> Aim: Reproduce the records below, swapping every "dry-adiabat" for "dry-adiabatic-line" and leaving everything else unchanged.

(begin)

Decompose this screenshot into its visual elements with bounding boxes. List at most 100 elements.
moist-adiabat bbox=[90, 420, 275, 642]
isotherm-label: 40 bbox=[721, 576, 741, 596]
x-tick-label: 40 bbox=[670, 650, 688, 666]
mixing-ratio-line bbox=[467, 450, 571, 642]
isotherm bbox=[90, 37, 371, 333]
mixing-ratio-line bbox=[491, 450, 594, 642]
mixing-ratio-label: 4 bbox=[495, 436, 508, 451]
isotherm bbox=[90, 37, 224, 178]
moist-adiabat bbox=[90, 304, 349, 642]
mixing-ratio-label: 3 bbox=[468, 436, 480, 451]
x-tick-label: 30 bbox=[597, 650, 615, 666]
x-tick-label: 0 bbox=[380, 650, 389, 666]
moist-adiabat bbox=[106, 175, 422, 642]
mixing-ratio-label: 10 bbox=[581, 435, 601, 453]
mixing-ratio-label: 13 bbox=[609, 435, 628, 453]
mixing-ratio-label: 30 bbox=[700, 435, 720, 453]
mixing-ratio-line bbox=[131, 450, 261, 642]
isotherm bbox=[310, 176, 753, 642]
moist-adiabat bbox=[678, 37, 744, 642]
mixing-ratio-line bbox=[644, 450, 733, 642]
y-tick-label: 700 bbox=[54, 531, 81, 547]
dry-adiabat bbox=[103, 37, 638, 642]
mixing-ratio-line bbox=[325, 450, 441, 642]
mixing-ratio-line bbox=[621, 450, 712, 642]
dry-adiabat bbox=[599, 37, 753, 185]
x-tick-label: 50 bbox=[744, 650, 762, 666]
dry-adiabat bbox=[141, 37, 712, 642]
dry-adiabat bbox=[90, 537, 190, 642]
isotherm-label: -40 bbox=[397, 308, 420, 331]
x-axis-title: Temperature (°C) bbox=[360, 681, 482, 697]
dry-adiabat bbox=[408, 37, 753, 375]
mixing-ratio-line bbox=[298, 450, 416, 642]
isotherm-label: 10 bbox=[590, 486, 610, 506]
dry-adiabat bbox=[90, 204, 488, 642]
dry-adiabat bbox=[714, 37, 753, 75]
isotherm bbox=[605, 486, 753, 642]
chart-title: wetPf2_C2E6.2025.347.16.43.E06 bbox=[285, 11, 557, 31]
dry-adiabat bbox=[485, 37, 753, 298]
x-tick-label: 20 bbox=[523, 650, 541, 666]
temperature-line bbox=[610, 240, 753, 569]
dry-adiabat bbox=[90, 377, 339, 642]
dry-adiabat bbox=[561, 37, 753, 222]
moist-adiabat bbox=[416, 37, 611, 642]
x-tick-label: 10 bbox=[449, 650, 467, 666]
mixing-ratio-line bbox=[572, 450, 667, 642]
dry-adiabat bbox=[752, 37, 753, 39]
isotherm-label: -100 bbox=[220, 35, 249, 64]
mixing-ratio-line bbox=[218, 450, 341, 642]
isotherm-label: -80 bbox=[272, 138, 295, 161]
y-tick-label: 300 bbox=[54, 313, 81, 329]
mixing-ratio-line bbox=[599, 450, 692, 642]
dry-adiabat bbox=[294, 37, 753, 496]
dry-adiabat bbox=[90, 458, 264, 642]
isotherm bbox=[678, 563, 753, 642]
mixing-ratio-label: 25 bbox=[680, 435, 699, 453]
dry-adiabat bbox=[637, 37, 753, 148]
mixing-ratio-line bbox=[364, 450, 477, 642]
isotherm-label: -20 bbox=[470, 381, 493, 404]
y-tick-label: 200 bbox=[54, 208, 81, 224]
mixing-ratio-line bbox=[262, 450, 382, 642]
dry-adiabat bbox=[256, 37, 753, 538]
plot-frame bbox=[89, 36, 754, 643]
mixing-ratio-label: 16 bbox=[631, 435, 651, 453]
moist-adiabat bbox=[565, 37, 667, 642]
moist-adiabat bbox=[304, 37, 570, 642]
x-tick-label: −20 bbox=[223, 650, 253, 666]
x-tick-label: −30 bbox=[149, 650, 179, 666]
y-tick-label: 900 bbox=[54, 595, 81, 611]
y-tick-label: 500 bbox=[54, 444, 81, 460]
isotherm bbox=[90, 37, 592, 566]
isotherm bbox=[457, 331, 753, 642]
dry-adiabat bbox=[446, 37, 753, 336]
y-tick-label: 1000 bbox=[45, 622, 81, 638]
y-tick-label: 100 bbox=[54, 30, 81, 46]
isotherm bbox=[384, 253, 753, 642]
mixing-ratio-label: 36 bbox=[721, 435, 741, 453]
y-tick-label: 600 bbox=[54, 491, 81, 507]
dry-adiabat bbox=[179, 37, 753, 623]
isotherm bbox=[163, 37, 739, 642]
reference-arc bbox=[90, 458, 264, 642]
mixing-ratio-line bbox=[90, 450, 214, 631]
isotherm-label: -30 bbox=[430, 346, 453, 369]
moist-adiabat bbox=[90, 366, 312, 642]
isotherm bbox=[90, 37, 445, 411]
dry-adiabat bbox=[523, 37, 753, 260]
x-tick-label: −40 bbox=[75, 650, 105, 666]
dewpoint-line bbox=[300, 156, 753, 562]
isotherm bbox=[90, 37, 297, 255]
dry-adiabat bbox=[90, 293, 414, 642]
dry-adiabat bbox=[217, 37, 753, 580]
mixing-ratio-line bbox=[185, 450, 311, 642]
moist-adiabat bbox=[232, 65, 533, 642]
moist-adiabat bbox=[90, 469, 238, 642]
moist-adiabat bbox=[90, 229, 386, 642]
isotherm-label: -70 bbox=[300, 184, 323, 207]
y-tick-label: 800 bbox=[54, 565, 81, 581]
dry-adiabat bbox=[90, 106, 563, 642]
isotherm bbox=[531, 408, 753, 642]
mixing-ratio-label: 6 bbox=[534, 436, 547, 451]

(end)

> Answer to this problem:
Decompose this screenshot into its visual elements with bounding boxes. List at most 100 elements.
moist-adiabat bbox=[90, 420, 275, 642]
isotherm-label: 40 bbox=[721, 576, 741, 596]
x-tick-label: 40 bbox=[670, 650, 688, 666]
mixing-ratio-line bbox=[467, 450, 571, 642]
isotherm bbox=[90, 37, 371, 333]
mixing-ratio-line bbox=[491, 450, 594, 642]
mixing-ratio-label: 4 bbox=[495, 436, 508, 451]
isotherm bbox=[90, 37, 224, 178]
moist-adiabat bbox=[90, 304, 349, 642]
mixing-ratio-label: 3 bbox=[468, 436, 480, 451]
x-tick-label: 30 bbox=[597, 650, 615, 666]
x-tick-label: 0 bbox=[380, 650, 389, 666]
moist-adiabat bbox=[106, 175, 422, 642]
mixing-ratio-label: 10 bbox=[581, 435, 601, 453]
mixing-ratio-label: 13 bbox=[609, 435, 628, 453]
mixing-ratio-label: 30 bbox=[700, 435, 720, 453]
mixing-ratio-line bbox=[131, 450, 261, 642]
isotherm bbox=[310, 176, 753, 642]
moist-adiabat bbox=[678, 37, 744, 642]
mixing-ratio-line bbox=[644, 450, 733, 642]
y-tick-label: 700 bbox=[54, 531, 81, 547]
dry-adiabatic-line bbox=[103, 37, 638, 642]
mixing-ratio-line bbox=[325, 450, 441, 642]
mixing-ratio-line bbox=[621, 450, 712, 642]
dry-adiabatic-line bbox=[599, 37, 753, 185]
x-tick-label: 50 bbox=[744, 650, 762, 666]
dry-adiabatic-line bbox=[141, 37, 712, 642]
dry-adiabatic-line bbox=[90, 537, 190, 642]
isotherm-label: -40 bbox=[397, 308, 420, 331]
x-axis-title: Temperature (°C) bbox=[360, 681, 482, 697]
dry-adiabatic-line bbox=[408, 37, 753, 375]
mixing-ratio-line bbox=[298, 450, 416, 642]
isotherm-label: 10 bbox=[590, 486, 610, 506]
dry-adiabatic-line bbox=[90, 204, 488, 642]
dry-adiabatic-line bbox=[714, 37, 753, 75]
isotherm bbox=[605, 486, 753, 642]
chart-title: wetPf2_C2E6.2025.347.16.43.E06 bbox=[285, 11, 557, 31]
dry-adiabatic-line bbox=[485, 37, 753, 298]
x-tick-label: 20 bbox=[523, 650, 541, 666]
temperature-line bbox=[610, 240, 753, 569]
dry-adiabatic-line bbox=[90, 377, 339, 642]
dry-adiabatic-line bbox=[561, 37, 753, 222]
moist-adiabat bbox=[416, 37, 611, 642]
x-tick-label: 10 bbox=[449, 650, 467, 666]
mixing-ratio-line bbox=[572, 450, 667, 642]
dry-adiabatic-line bbox=[752, 37, 753, 39]
isotherm-label: -100 bbox=[220, 35, 249, 64]
mixing-ratio-line bbox=[218, 450, 341, 642]
isotherm-label: -80 bbox=[272, 138, 295, 161]
y-tick-label: 300 bbox=[54, 313, 81, 329]
mixing-ratio-line bbox=[599, 450, 692, 642]
dry-adiabatic-line bbox=[294, 37, 753, 496]
dry-adiabatic-line bbox=[90, 458, 264, 642]
isotherm bbox=[678, 563, 753, 642]
mixing-ratio-label: 25 bbox=[680, 435, 699, 453]
dry-adiabatic-line bbox=[637, 37, 753, 148]
mixing-ratio-line bbox=[364, 450, 477, 642]
isotherm-label: -20 bbox=[470, 381, 493, 404]
y-tick-label: 200 bbox=[54, 208, 81, 224]
mixing-ratio-line bbox=[262, 450, 382, 642]
dry-adiabatic-line bbox=[256, 37, 753, 538]
plot-frame bbox=[89, 36, 754, 643]
mixing-ratio-label: 16 bbox=[631, 435, 651, 453]
moist-adiabat bbox=[565, 37, 667, 642]
moist-adiabat bbox=[304, 37, 570, 642]
x-tick-label: −20 bbox=[223, 650, 253, 666]
x-tick-label: −30 bbox=[149, 650, 179, 666]
y-tick-label: 900 bbox=[54, 595, 81, 611]
y-tick-label: 500 bbox=[54, 444, 81, 460]
isotherm bbox=[90, 37, 592, 566]
isotherm bbox=[457, 331, 753, 642]
dry-adiabatic-line bbox=[446, 37, 753, 336]
y-tick-label: 1000 bbox=[45, 622, 81, 638]
y-tick-label: 100 bbox=[54, 30, 81, 46]
isotherm bbox=[384, 253, 753, 642]
mixing-ratio-label: 36 bbox=[721, 435, 741, 453]
y-tick-label: 600 bbox=[54, 491, 81, 507]
dry-adiabatic-line bbox=[179, 37, 753, 623]
isotherm bbox=[163, 37, 739, 642]
reference-arc bbox=[90, 458, 264, 642]
mixing-ratio-line bbox=[90, 450, 214, 631]
isotherm-label: -30 bbox=[430, 346, 453, 369]
moist-adiabat bbox=[90, 366, 312, 642]
isotherm bbox=[90, 37, 445, 411]
dry-adiabatic-line bbox=[523, 37, 753, 260]
x-tick-label: −40 bbox=[75, 650, 105, 666]
dewpoint-line bbox=[300, 156, 753, 562]
isotherm bbox=[90, 37, 297, 255]
dry-adiabatic-line bbox=[90, 293, 414, 642]
dry-adiabatic-line bbox=[217, 37, 753, 580]
mixing-ratio-line bbox=[185, 450, 311, 642]
moist-adiabat bbox=[232, 65, 533, 642]
moist-adiabat bbox=[90, 469, 238, 642]
moist-adiabat bbox=[90, 229, 386, 642]
isotherm-label: -70 bbox=[300, 184, 323, 207]
y-tick-label: 800 bbox=[54, 565, 81, 581]
dry-adiabatic-line bbox=[90, 106, 563, 642]
isotherm bbox=[531, 408, 753, 642]
mixing-ratio-label: 6 bbox=[534, 436, 547, 451]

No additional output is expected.